-- begin --

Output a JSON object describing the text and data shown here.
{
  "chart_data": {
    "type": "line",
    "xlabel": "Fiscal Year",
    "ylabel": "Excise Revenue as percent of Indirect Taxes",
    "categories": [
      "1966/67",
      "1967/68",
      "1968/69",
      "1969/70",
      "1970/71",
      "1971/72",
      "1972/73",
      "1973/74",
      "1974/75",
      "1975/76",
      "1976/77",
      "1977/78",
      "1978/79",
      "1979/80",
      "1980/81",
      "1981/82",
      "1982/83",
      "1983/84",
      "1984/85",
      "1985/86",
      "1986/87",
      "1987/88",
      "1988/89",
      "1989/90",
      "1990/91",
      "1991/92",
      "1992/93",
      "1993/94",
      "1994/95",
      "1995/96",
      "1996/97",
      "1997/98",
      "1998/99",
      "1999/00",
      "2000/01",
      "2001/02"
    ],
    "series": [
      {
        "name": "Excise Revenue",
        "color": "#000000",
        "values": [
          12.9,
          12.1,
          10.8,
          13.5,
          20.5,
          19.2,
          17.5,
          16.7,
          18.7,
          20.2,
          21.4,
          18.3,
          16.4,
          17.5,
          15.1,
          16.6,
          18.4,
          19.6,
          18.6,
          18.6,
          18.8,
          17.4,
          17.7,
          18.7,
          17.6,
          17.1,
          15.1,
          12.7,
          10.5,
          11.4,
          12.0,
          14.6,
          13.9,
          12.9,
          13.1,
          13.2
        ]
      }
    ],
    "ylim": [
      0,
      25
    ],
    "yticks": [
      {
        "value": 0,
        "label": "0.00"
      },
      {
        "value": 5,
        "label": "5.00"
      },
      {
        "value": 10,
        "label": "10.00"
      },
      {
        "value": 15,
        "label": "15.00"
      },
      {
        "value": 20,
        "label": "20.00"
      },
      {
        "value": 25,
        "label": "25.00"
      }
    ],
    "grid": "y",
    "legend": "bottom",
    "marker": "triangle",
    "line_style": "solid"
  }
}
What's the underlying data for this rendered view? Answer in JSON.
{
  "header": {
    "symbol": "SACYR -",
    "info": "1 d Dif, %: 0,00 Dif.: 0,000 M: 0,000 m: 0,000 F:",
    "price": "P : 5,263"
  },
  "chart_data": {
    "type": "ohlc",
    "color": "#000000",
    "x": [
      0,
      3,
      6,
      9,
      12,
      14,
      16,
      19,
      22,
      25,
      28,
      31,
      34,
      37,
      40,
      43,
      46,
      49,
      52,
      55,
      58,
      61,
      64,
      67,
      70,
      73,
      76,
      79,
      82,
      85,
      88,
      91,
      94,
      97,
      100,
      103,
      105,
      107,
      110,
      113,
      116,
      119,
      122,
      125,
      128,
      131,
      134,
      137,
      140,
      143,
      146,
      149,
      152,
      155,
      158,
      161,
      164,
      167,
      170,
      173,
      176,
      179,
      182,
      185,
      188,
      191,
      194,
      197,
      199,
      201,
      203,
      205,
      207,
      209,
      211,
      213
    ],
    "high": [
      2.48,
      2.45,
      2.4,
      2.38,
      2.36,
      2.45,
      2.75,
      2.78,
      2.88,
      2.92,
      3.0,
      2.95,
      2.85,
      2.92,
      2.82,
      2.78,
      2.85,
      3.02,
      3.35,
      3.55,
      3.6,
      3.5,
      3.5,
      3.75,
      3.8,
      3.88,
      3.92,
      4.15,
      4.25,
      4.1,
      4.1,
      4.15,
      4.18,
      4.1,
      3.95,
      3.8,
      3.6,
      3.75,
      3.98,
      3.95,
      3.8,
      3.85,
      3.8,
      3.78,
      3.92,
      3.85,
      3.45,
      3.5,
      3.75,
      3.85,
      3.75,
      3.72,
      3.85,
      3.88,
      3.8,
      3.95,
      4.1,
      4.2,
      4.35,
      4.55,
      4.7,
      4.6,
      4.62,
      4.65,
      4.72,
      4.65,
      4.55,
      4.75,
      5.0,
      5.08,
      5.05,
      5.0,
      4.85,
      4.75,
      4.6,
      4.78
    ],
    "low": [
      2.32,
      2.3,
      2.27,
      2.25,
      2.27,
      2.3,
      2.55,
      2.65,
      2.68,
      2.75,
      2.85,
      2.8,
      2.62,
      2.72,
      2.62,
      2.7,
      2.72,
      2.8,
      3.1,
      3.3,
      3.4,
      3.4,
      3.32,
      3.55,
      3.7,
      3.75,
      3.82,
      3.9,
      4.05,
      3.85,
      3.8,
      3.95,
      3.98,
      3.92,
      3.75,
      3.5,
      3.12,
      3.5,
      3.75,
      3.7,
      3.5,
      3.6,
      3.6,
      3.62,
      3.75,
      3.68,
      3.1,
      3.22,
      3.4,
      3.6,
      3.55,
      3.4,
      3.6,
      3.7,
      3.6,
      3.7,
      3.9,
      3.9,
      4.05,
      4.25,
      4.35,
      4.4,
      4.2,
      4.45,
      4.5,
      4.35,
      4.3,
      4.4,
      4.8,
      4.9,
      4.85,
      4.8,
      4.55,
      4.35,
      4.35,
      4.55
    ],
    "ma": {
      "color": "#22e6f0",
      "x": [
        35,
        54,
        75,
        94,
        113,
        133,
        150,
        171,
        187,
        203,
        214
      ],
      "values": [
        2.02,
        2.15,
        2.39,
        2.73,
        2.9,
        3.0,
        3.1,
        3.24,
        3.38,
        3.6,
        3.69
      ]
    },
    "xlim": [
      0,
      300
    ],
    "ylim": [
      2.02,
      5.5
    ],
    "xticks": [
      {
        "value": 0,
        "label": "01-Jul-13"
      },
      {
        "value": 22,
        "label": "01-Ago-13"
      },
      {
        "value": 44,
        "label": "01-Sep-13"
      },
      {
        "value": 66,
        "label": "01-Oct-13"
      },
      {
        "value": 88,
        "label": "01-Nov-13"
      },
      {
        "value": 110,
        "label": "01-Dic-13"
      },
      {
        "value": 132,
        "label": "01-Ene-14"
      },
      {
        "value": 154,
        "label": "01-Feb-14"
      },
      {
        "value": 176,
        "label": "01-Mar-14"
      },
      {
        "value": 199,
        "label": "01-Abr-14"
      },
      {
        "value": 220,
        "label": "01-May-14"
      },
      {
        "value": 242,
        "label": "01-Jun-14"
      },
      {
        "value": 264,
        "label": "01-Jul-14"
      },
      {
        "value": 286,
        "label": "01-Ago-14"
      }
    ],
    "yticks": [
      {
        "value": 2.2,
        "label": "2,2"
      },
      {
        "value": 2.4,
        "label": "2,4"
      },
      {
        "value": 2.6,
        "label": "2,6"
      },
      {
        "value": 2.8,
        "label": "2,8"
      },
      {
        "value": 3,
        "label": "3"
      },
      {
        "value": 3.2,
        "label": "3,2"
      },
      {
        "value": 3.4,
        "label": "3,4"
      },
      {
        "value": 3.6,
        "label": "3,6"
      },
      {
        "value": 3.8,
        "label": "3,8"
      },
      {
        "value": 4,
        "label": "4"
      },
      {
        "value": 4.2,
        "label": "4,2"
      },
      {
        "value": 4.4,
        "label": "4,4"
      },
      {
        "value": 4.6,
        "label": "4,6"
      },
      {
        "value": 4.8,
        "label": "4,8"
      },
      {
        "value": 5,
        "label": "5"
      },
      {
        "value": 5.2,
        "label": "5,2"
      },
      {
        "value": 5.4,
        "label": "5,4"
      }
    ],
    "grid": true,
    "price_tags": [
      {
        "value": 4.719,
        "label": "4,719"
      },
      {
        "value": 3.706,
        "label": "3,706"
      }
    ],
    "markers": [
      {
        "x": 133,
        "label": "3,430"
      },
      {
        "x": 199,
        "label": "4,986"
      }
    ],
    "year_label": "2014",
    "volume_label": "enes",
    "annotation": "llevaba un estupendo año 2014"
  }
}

-- end --

• [WRITTEN EXERCISE]: Output the whole listing above again, word for word.

• [FINISHED EXERCISE]:
Output a JSON object describing the text and data shown here.
{
  "chart_data": {
    "type": "line",
    "xlabel": "Fiscal Year",
    "ylabel": "Excise Revenue as percent of Indirect Taxes",
    "categories": [
      "1966/67",
      "1967/68",
      "1968/69",
      "1969/70",
      "1970/71",
      "1971/72",
      "1972/73",
      "1973/74",
      "1974/75",
      "1975/76",
      "1976/77",
      "1977/78",
      "1978/79",
      "1979/80",
      "1980/81",
      "1981/82",
      "1982/83",
      "1983/84",
      "1984/85",
      "1985/86",
      "1986/87",
      "1987/88",
      "1988/89",
      "1989/90",
      "1990/91",
      "1991/92",
      "1992/93",
      "1993/94",
      "1994/95",
      "1995/96",
      "1996/97",
      "1997/98",
      "1998/99",
      "1999/00",
      "2000/01",
      "2001/02"
    ],
    "series": [
      {
        "name": "Excise Revenue",
        "color": "#000000",
        "values": [
          12.9,
          12.1,
          10.8,
          13.5,
          20.5,
          19.2,
          17.5,
          16.7,
          18.7,
          20.2,
          21.4,
          18.3,
          16.4,
          17.5,
          15.1,
          16.6,
          18.4,
          19.6,
          18.6,
          18.6,
          18.8,
          17.4,
          17.7,
          18.7,
          17.6,
          17.1,
          15.1,
          12.7,
          10.5,
          11.4,
          12.0,
          14.6,
          13.9,
          12.9,
          13.1,
          13.2
        ]
      }
    ],
    "ylim": [
      0,
      25
    ],
    "yticks": [
      {
        "value": 0,
        "label": "0.00"
      },
      {
        "value": 5,
        "label": "5.00"
      },
      {
        "value": 10,
        "label": "10.00"
      },
      {
        "value": 15,
        "label": "15.00"
      },
      {
        "value": 20,
        "label": "20.00"
      },
      {
        "value": 25,
        "label": "25.00"
      }
    ],
    "grid": "y",
    "legend": "bottom",
    "marker": "triangle",
    "line_style": "solid"
  }
}
What's the underlying data for this rendered view? Answer in JSON.
{
  "header": {
    "symbol": "SACYR -",
    "info": "1 d Dif, %: 0,00 Dif.: 0,000 M: 0,000 m: 0,000 F:",
    "price": "P : 5,263"
  },
  "chart_data": {
    "type": "ohlc",
    "color": "#000000",
    "x": [
      0,
      3,
      6,
      9,
      12,
      14,
      16,
      19,
      22,
      25,
      28,
      31,
      34,
      37,
      40,
      43,
      46,
      49,
      52,
      55,
      58,
      61,
      64,
      67,
      70,
      73,
      76,
      79,
      82,
      85,
      88,
      91,
      94,
      97,
      100,
      103,
      105,
      107,
      110,
      113,
      116,
      119,
      122,
      125,
      128,
      131,
      134,
      137,
      140,
      143,
      146,
      149,
      152,
      155,
      158,
      161,
      164,
      167,
      170,
      173,
      176,
      179,
      182,
      185,
      188,
      191,
      194,
      197,
      199,
      201,
      203,
      205,
      207,
      209,
      211,
      213
    ],
    "high": [
      2.48,
      2.45,
      2.4,
      2.38,
      2.36,
      2.45,
      2.75,
      2.78,
      2.88,
      2.92,
      3.0,
      2.95,
      2.85,
      2.92,
      2.82,
      2.78,
      2.85,
      3.02,
      3.35,
      3.55,
      3.6,
      3.5,
      3.5,
      3.75,
      3.8,
      3.88,
      3.92,
      4.15,
      4.25,
      4.1,
      4.1,
      4.15,
      4.18,
      4.1,
      3.95,
      3.8,
      3.6,
      3.75,
      3.98,
      3.95,
      3.8,
      3.85,
      3.8,
      3.78,
      3.92,
      3.85,
      3.45,
      3.5,
      3.75,
      3.85,
      3.75,
      3.72,
      3.85,
      3.88,
      3.8,
      3.95,
      4.1,
      4.2,
      4.35,
      4.55,
      4.7,
      4.6,
      4.62,
      4.65,
      4.72,
      4.65,
      4.55,
      4.75,
      5.0,
      5.08,
      5.05,
      5.0,
      4.85,
      4.75,
      4.6,
      4.78
    ],
    "low": [
      2.32,
      2.3,
      2.27,
      2.25,
      2.27,
      2.3,
      2.55,
      2.65,
      2.68,
      2.75,
      2.85,
      2.8,
      2.62,
      2.72,
      2.62,
      2.7,
      2.72,
      2.8,
      3.1,
      3.3,
      3.4,
      3.4,
      3.32,
      3.55,
      3.7,
      3.75,
      3.82,
      3.9,
      4.05,
      3.85,
      3.8,
      3.95,
      3.98,
      3.92,
      3.75,
      3.5,
      3.12,
      3.5,
      3.75,
      3.7,
      3.5,
      3.6,
      3.6,
      3.62,
      3.75,
      3.68,
      3.1,
      3.22,
      3.4,
      3.6,
      3.55,
      3.4,
      3.6,
      3.7,
      3.6,
      3.7,
      3.9,
      3.9,
      4.05,
      4.25,
      4.35,
      4.4,
      4.2,
      4.45,
      4.5,
      4.35,
      4.3,
      4.4,
      4.8,
      4.9,
      4.85,
      4.8,
      4.55,
      4.35,
      4.35,
      4.55
    ],
    "ma": {
      "color": "#22e6f0",
      "x": [
        35,
        54,
        75,
        94,
        113,
        133,
        150,
        171,
        187,
        203,
        214
      ],
      "values": [
        2.02,
        2.15,
        2.39,
        2.73,
        2.9,
        3.0,
        3.1,
        3.24,
        3.38,
        3.6,
        3.69
      ]
    },
    "xlim": [
      0,
      300
    ],
    "ylim": [
      2.02,
      5.5
    ],
    "xticks": [
      {
        "value": 0,
        "label": "01-Jul-13"
      },
      {
        "value": 22,
        "label": "01-Ago-13"
      },
      {
        "value": 44,
        "label": "01-Sep-13"
      },
      {
        "value": 66,
        "label": "01-Oct-13"
      },
      {
        "value": 88,
        "label": "01-Nov-13"
      },
      {
        "value": 110,
        "label": "01-Dic-13"
      },
      {
        "value": 132,
        "label": "01-Ene-14"
      },
      {
        "value": 154,
        "label": "01-Feb-14"
      },
      {
        "value": 176,
        "label": "01-Mar-14"
      },
      {
        "value": 199,
        "label": "01-Abr-14"
      },
      {
        "value": 220,
        "label": "01-May-14"
      },
      {
        "value": 242,
        "label": "01-Jun-14"
      },
      {
        "value": 264,
        "label": "01-Jul-14"
      },
      {
        "value": 286,
        "label": "01-Ago-14"
      }
    ],
    "yticks": [
      {
        "value": 2.2,
        "label": "2,2"
      },
      {
        "value": 2.4,
        "label": "2,4"
      },
      {
        "value": 2.6,
        "label": "2,6"
      },
      {
        "value": 2.8,
        "label": "2,8"
      },
      {
        "value": 3,
        "label": "3"
      },
      {
        "value": 3.2,
        "label": "3,2"
      },
      {
        "value": 3.4,
        "label": "3,4"
      },
      {
        "value": 3.6,
        "label": "3,6"
      },
      {
        "value": 3.8,
        "label": "3,8"
      },
      {
        "value": 4,
        "label": "4"
      },
      {
        "value": 4.2,
        "label": "4,2"
      },
      {
        "value": 4.4,
        "label": "4,4"
      },
      {
        "value": 4.6,
        "label": "4,6"
      },
      {
        "value": 4.8,
        "label": "4,8"
      },
      {
        "value": 5,
        "label": "5"
      },
      {
        "value": 5.2,
        "label": "5,2"
      },
      {
        "value": 5.4,
        "label": "5,4"
      }
    ],
    "grid": true,
    "price_tags": [
      {
        "value": 4.719,
        "label": "4,719"
      },
      {
        "value": 3.706,
        "label": "3,706"
      }
    ],
    "markers": [
      {
        "x": 133,
        "label": "3,430"
      },
      {
        "x": 199,
        "label": "4,986"
      }
    ],
    "year_label": "2014",
    "volume_label": "enes",
    "annotation": "llevaba un estupendo año 2014"
  }
}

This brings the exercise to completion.